* **Goal**: Copy the entries word for word, starting at the first line and ending at the line that contains "tab[interactable]: テキスト [74, 108, 134, 126]", with that line included.

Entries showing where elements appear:
• • • •

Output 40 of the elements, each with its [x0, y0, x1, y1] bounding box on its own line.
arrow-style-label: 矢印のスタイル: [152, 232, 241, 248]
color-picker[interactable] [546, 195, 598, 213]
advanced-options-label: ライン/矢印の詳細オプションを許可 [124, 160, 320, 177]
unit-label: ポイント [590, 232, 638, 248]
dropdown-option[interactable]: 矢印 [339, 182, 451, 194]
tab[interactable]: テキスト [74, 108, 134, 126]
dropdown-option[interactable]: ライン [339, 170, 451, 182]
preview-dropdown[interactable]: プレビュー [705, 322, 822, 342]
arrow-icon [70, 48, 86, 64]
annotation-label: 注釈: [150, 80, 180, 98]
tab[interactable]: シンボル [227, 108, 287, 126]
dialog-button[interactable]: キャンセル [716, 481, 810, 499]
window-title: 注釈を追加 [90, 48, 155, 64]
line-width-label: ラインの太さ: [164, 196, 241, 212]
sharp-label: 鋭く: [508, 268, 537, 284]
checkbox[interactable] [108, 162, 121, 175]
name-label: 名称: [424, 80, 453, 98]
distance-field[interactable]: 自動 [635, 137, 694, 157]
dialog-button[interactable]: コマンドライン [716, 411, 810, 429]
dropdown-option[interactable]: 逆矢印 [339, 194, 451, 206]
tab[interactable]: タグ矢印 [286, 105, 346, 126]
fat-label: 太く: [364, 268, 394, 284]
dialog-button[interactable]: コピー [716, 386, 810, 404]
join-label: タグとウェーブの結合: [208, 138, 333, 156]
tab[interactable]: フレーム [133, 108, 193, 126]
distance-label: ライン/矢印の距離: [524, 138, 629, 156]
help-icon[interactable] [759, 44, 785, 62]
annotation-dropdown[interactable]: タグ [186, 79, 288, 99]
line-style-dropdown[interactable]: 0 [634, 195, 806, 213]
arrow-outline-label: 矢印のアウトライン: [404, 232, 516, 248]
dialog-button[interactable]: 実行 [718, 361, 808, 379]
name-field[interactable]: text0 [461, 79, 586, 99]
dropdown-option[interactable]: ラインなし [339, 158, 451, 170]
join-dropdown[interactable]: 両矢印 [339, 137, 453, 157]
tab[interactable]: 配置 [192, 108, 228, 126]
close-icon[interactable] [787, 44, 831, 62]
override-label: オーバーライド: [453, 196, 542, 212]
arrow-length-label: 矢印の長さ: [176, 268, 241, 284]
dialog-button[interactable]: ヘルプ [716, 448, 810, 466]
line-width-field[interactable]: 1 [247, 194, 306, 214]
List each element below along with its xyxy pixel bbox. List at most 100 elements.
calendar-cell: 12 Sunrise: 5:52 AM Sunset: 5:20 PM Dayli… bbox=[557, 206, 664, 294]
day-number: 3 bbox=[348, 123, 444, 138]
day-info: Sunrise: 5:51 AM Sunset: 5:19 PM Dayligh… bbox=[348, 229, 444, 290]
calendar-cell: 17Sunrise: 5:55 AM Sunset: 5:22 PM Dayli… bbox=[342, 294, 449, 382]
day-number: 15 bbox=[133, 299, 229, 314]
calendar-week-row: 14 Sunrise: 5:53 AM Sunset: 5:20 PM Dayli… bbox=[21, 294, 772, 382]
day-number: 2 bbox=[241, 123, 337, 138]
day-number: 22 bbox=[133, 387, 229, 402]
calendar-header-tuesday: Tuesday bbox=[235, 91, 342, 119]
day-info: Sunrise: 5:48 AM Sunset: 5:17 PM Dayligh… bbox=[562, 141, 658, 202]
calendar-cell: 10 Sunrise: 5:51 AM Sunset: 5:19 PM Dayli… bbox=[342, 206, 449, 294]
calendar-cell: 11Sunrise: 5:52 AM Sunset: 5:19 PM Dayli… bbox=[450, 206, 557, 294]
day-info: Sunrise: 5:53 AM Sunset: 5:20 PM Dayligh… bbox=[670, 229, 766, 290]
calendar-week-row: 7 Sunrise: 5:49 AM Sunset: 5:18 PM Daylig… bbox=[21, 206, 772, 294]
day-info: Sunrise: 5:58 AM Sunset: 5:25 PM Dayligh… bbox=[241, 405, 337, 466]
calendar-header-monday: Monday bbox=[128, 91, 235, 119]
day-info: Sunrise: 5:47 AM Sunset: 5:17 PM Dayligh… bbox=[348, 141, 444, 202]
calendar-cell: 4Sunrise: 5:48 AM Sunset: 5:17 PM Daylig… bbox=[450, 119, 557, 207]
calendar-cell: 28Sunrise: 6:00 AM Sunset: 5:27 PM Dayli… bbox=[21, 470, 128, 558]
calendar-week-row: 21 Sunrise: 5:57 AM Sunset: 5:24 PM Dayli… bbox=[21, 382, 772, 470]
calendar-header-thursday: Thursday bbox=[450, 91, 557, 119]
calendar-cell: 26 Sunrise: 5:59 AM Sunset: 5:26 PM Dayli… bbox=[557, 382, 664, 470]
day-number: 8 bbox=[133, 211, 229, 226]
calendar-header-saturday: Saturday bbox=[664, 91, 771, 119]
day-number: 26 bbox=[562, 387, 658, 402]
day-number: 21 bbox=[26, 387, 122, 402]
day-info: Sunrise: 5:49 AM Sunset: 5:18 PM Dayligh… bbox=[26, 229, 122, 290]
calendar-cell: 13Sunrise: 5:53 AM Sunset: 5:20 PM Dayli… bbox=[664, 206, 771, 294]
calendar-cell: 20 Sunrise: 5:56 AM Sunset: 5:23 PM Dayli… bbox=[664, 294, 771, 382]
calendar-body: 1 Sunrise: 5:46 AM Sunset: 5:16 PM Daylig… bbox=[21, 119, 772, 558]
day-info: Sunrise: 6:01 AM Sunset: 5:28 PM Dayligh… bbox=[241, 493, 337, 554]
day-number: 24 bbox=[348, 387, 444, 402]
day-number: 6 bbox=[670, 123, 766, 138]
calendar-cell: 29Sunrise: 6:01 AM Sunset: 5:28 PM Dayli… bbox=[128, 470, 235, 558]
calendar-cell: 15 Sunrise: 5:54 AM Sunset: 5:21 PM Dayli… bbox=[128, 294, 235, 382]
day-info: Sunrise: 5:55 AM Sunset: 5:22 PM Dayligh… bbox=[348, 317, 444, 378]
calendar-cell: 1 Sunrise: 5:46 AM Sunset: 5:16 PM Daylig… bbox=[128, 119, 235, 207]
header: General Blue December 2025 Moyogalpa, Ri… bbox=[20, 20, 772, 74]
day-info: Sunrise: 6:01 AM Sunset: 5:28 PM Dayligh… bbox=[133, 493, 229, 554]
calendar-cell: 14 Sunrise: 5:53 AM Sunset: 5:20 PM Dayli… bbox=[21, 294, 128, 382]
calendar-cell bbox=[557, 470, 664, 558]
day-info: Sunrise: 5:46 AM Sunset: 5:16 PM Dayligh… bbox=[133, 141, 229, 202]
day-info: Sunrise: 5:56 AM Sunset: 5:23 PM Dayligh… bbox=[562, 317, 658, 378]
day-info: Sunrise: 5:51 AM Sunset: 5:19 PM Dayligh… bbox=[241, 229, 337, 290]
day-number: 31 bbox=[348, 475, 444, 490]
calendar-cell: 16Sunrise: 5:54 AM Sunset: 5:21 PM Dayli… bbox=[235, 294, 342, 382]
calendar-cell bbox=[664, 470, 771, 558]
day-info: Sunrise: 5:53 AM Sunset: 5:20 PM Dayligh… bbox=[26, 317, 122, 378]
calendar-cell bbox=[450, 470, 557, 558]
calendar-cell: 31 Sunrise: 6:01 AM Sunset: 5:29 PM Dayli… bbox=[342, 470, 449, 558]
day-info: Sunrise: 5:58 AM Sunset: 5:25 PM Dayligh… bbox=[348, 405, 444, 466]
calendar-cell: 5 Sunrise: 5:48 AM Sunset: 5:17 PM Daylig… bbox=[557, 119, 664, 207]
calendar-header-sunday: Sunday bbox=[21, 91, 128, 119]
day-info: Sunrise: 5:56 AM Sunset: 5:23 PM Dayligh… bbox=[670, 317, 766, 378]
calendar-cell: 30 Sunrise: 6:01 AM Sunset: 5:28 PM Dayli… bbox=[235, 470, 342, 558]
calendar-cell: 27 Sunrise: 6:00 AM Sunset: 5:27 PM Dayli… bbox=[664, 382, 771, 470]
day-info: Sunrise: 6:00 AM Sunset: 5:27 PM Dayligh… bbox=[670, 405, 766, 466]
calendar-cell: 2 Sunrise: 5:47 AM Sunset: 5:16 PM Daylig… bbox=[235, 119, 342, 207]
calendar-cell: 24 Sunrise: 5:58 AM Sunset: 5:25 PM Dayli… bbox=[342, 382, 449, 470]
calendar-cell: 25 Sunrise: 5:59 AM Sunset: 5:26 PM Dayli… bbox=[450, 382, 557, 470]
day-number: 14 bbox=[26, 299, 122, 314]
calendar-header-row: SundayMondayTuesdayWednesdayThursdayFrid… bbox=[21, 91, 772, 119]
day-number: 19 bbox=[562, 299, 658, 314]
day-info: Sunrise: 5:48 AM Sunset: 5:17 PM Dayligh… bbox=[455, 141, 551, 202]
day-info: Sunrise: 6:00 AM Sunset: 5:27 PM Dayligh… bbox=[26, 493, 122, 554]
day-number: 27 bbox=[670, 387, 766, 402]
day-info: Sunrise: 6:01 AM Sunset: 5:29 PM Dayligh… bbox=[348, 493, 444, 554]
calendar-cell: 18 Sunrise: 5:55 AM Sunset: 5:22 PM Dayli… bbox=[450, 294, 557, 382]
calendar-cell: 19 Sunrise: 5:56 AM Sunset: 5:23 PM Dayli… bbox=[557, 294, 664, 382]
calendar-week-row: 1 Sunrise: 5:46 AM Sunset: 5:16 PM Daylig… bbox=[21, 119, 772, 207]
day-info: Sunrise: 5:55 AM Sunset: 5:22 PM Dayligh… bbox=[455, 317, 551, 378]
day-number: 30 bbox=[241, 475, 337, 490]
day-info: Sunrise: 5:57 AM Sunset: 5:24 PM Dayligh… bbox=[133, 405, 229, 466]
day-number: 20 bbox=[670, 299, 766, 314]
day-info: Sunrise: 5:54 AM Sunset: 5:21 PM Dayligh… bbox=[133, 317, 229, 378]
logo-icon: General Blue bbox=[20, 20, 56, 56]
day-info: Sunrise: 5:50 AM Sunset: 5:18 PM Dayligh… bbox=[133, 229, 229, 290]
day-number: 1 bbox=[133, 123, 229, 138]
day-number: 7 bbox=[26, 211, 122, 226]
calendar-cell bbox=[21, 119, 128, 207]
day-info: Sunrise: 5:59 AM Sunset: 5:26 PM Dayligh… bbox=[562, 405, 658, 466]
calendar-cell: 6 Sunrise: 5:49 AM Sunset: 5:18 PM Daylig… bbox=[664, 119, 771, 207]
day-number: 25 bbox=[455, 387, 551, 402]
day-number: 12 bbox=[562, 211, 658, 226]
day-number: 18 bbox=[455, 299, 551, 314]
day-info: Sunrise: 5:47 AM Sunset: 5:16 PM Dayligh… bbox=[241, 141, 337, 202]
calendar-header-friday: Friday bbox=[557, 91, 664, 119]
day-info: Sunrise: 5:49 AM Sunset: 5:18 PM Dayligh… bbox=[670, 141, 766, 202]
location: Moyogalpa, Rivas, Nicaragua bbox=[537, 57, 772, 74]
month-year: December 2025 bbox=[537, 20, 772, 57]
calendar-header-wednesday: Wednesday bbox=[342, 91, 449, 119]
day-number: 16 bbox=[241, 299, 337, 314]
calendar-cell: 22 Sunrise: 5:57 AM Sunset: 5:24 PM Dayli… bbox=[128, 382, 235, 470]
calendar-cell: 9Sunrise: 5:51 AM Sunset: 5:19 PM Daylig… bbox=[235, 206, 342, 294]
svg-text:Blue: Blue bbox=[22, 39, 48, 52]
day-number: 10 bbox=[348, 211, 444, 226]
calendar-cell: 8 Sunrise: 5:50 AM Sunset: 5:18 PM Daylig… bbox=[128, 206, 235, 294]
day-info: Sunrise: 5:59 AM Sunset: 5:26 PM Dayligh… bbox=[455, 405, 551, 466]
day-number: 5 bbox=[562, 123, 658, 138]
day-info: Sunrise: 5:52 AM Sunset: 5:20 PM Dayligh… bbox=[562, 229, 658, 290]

• • • •

* **Result of the exercise**:
Output 40 of the elements, each with its [x0, y0, x1, y1] bounding box on its own line.
arrow-style-label: 矢印のスタイル: [152, 232, 241, 248]
color-picker[interactable] [546, 195, 598, 213]
advanced-options-label: ライン/矢印の詳細オプションを許可 [124, 160, 320, 177]
unit-label: ポイント [590, 232, 638, 248]
dropdown-option[interactable]: 矢印 [339, 182, 451, 194]
tab[interactable]: テキスト [74, 108, 134, 126]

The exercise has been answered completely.